## ENTRIES SHOWN
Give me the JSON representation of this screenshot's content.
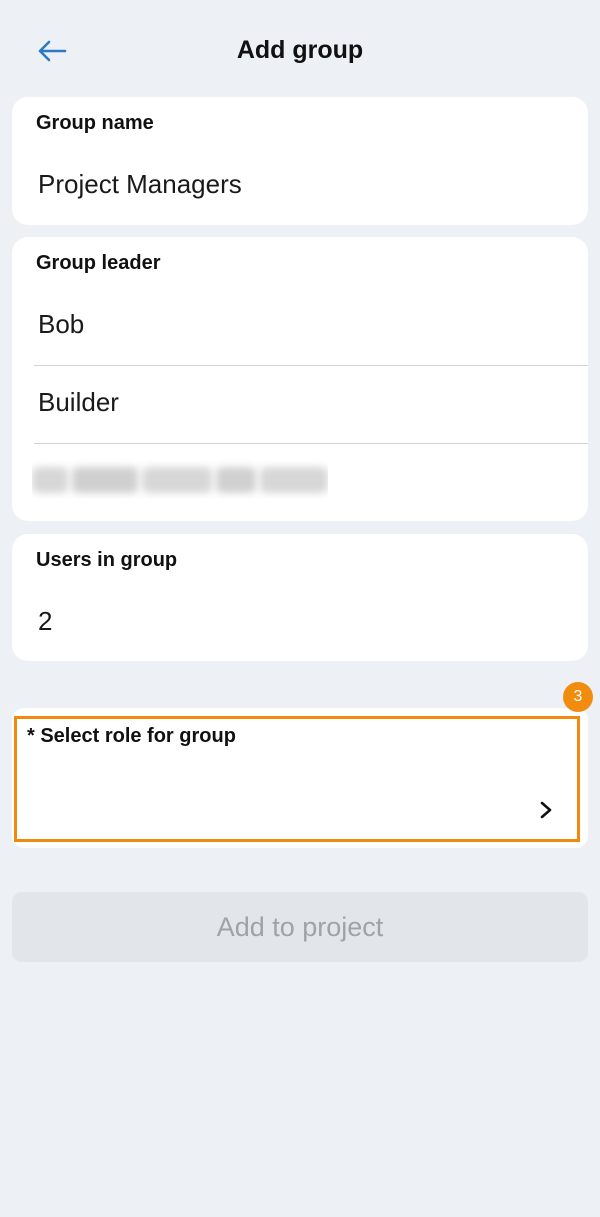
{
  "header": {
    "title": "Add group",
    "back_icon": "arrow-left-icon",
    "accent_color": "#2b7ac6"
  },
  "group_name": {
    "label": "Group name",
    "value": "Project Managers"
  },
  "group_leader": {
    "label": "Group leader",
    "first_name": "Bob",
    "last_name": "Builder"
  },
  "users_in_group": {
    "label": "Users in group",
    "value": "2"
  },
  "role": {
    "label": "* Select role for group",
    "chevron_icon": "chevron-right-icon",
    "badge": "3",
    "highlight_color": "#f0890c"
  },
  "actions": {
    "add_label": "Add to project"
  }
}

## WHAT THE TASK REQUIRES
Above are records with pictures; repeat the records exactly and leave the pictures out.

## SOLUTION
Give me the JSON representation of this screenshot's content.
{
  "header": {
    "title": "Add group",
    "back_icon": "arrow-left-icon",
    "accent_color": "#2b7ac6"
  },
  "group_name": {
    "label": "Group name",
    "value": "Project Managers"
  },
  "group_leader": {
    "label": "Group leader",
    "first_name": "Bob",
    "last_name": "Builder"
  },
  "users_in_group": {
    "label": "Users in group",
    "value": "2"
  },
  "role": {
    "label": "* Select role for group",
    "chevron_icon": "chevron-right-icon",
    "badge": "3",
    "highlight_color": "#f0890c"
  },
  "actions": {
    "add_label": "Add to project"
  }
}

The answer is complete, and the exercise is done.